Task requirements => Retype every entry exactly, character for character.

Extracted entries =>
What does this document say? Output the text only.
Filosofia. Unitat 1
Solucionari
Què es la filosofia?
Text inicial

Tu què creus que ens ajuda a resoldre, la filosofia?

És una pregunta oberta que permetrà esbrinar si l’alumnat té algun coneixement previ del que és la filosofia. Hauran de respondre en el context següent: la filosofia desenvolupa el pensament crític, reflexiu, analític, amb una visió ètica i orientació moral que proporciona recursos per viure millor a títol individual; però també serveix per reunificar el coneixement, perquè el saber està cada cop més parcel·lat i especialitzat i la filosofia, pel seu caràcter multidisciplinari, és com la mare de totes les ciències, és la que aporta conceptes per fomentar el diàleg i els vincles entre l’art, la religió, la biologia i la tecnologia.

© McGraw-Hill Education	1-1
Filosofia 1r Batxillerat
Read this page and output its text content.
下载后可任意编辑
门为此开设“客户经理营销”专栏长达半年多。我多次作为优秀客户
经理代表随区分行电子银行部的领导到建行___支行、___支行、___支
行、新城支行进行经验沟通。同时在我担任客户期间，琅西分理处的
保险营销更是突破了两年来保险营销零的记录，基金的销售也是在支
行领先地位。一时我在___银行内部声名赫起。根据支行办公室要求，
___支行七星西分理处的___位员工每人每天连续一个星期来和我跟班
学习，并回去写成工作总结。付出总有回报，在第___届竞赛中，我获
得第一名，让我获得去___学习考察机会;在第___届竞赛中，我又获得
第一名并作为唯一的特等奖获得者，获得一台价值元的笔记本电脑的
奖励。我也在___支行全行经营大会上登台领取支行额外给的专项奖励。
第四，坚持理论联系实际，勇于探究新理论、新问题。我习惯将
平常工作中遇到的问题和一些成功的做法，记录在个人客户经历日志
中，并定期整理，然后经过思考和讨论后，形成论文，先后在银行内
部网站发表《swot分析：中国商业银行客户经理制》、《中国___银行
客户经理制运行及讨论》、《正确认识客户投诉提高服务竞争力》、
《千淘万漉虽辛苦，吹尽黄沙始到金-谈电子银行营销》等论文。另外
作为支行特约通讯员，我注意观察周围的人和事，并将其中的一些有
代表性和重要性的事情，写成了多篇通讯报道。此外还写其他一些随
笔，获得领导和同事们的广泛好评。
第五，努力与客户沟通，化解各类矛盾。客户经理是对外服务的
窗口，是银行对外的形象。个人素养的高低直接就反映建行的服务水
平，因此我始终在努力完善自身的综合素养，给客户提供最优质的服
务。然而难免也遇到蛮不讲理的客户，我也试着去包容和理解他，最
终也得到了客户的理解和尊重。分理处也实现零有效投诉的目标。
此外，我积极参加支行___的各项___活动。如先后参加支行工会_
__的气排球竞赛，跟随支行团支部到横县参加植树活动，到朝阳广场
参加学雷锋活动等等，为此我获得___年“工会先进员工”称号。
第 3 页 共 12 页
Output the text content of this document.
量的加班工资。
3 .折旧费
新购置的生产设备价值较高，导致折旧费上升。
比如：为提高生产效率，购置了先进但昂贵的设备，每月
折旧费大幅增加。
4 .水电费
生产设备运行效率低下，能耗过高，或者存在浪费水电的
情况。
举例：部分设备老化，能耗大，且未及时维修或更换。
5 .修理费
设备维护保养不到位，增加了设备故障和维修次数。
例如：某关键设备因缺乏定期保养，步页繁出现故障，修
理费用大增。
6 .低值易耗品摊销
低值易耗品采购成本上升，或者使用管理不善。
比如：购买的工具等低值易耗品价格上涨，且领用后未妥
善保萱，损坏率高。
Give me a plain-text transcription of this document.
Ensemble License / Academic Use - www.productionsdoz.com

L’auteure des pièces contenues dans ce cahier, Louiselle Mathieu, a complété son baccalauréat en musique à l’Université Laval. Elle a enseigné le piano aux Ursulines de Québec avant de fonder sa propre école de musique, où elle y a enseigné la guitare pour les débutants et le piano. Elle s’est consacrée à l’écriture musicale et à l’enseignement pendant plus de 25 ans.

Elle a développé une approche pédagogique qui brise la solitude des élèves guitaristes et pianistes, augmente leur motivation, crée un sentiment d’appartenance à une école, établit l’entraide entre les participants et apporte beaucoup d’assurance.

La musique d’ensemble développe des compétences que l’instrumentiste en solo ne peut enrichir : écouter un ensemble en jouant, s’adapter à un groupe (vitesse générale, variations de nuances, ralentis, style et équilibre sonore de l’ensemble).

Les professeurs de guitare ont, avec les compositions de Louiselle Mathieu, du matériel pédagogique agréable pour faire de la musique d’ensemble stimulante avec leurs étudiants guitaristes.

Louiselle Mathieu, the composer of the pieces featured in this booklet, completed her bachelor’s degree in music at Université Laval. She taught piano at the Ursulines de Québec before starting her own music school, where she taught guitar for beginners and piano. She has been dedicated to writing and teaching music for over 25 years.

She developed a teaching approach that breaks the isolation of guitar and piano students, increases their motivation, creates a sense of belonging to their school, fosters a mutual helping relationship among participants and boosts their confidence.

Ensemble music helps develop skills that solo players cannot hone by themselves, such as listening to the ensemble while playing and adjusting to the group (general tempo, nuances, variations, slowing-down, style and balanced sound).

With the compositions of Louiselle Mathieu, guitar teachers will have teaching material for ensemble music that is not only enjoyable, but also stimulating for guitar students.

Task solution =>
What does this document say? Output the text only.
Filosofia. Unitat 1
Solucionari
Què es la filosofia?
Text inicial

Tu què creus que ens ajuda a resoldre, la filosofia?

És una pregunta oberta que permetrà esbrinar si l’alumnat té algun coneixement previ del que és la filosofia. Hauran de respondre en el context següent: la filosofia desenvolupa el pensament crític, reflexiu, analític, amb una visió ètica i orientació moral que proporciona recursos per viure millor a títol individual; però també serveix per reunificar el coneixement, perquè el saber està cada cop més parcel·lat i especialitzat i la filosofia, pel seu caràcter multidisciplinari, és com la mare de totes les ciències, és la que aporta conceptes per fomentar el diàleg i els vincles entre l’art, la religió, la biologia i la tecnologia.

© McGraw-Hill Education	1-1
Filosofia 1r Batxillerat
Read this page and output its text content.
下载后可任意编辑
门为此开设“客户经理营销”专栏长达半年多。我多次作为优秀客户
经理代表随区分行电子银行部的领导到建行___支行、___支行、___支
行、新城支行进行经验沟通。同时在我担任客户期间，琅西分理处的
保险营销更是突破了两年来保险营销零的记录，基金的销售也是在支
行领先地位。一时我在___银行内部声名赫起。根据支行办公室要求，
___支行七星西分理处的___位员工每人每天连续一个星期来和我跟班
学习，并回去写成工作总结。付出总有回报，在第___届竞赛中，我获
得第一名，让我获得去___学习考察机会;在第___届竞赛中，我又获得
第一名并作为唯一的特等奖获得者，获得一台价值元的笔记本电脑的
奖励。我也在___支行全行经营大会上登台领取支行额外给的专项奖励。
第四，坚持理论联系实际，勇于探究新理论、新问题。我习惯将
平常工作中遇到的问题和一些成功的做法，记录在个人客户经历日志
中，并定期整理，然后经过思考和讨论后，形成论文，先后在银行内
部网站发表《swot分析：中国商业银行客户经理制》、《中国___银行
客户经理制运行及讨论》、《正确认识客户投诉提高服务竞争力》、
《千淘万漉虽辛苦，吹尽黄沙始到金-谈电子银行营销》等论文。另外
作为支行特约通讯员，我注意观察周围的人和事，并将其中的一些有
代表性和重要性的事情，写成了多篇通讯报道。此外还写其他一些随
笔，获得领导和同事们的广泛好评。
第五，努力与客户沟通，化解各类矛盾。客户经理是对外服务的
窗口，是银行对外的形象。个人素养的高低直接就反映建行的服务水
平，因此我始终在努力完善自身的综合素养，给客户提供最优质的服
务。然而难免也遇到蛮不讲理的客户，我也试着去包容和理解他，最
终也得到了客户的理解和尊重。分理处也实现零有效投诉的目标。
此外，我积极参加支行___的各项___活动。如先后参加支行工会_
__的气排球竞赛，跟随支行团支部到横县参加植树活动，到朝阳广场
参加学雷锋活动等等，为此我获得___年“工会先进员工”称号。
第 3 页 共 12 页
Output the text content of this document.
量的加班工资。
3 .折旧费
新购置的生产设备价值较高，导致折旧费上升。
比如：为提高生产效率，购置了先进但昂贵的设备，每月
折旧费大幅增加。
4 .水电费
生产设备运行效率低下，能耗过高，或者存在浪费水电的
情况。
举例：部分设备老化，能耗大，且未及时维修或更换。
5 .修理费
设备维护保养不到位，增加了设备故障和维修次数。
例如：某关键设备因缺乏定期保养，步页繁出现故障，修
理费用大增。
6 .低值易耗品摊销
低值易耗品采购成本上升，或者使用管理不善。
比如：购买的工具等低值易耗品价格上涨，且领用后未妥
善保萱，损坏率高。
Give me a plain-text transcription of this document.
Ensemble License / Academic Use - www.productionsdoz.com

L’auteure des pièces contenues dans ce cahier, Louiselle Mathieu, a complété son baccalauréat en musique à l’Université Laval. Elle a enseigné le piano aux Ursulines de Québec avant de fonder sa propre école de musique, où elle y a enseigné la guitare pour les débutants et le piano. Elle s’est consacrée à l’écriture musicale et à l’enseignement pendant plus de 25 ans.

Elle a développé une approche pédagogique qui brise la solitude des élèves guitaristes et pianistes, augmente leur motivation, crée un sentiment d’appartenance à une école, établit l’entraide entre les participants et apporte beaucoup d’assurance.

La musique d’ensemble développe des compétences que l’instrumentiste en solo ne peut enrichir : écouter un ensemble en jouant, s’adapter à un groupe (vitesse générale, variations de nuances, ralentis, style et équilibre sonore de l’ensemble).

Les professeurs de guitare ont, avec les compositions de Louiselle Mathieu, du matériel pédagogique agréable pour faire de la musique d’ensemble stimulante avec leurs étudiants guitaristes.

Louiselle Mathieu, the composer of the pieces featured in this booklet, completed her bachelor’s degree in music at Université Laval. She taught piano at the Ursulines de Québec before starting her own music school, where she taught guitar for beginners and piano. She has been dedicated to writing and teaching music for over 25 years.

She developed a teaching approach that breaks the isolation of guitar and piano students, increases their motivation, creates a sense of belonging to their school, fosters a mutual helping relationship among participants and boosts their confidence.

Ensemble music helps develop skills that solo players cannot hone by themselves, such as listening to the ensemble while playing and adjusting to the group (general tempo, nuances, variations, slowing-down, style and balanced sound).

With the compositions of Louiselle Mathieu, guitar teachers will have teaching material for ensemble music that is not only enjoyable, but also stimulating for guitar students.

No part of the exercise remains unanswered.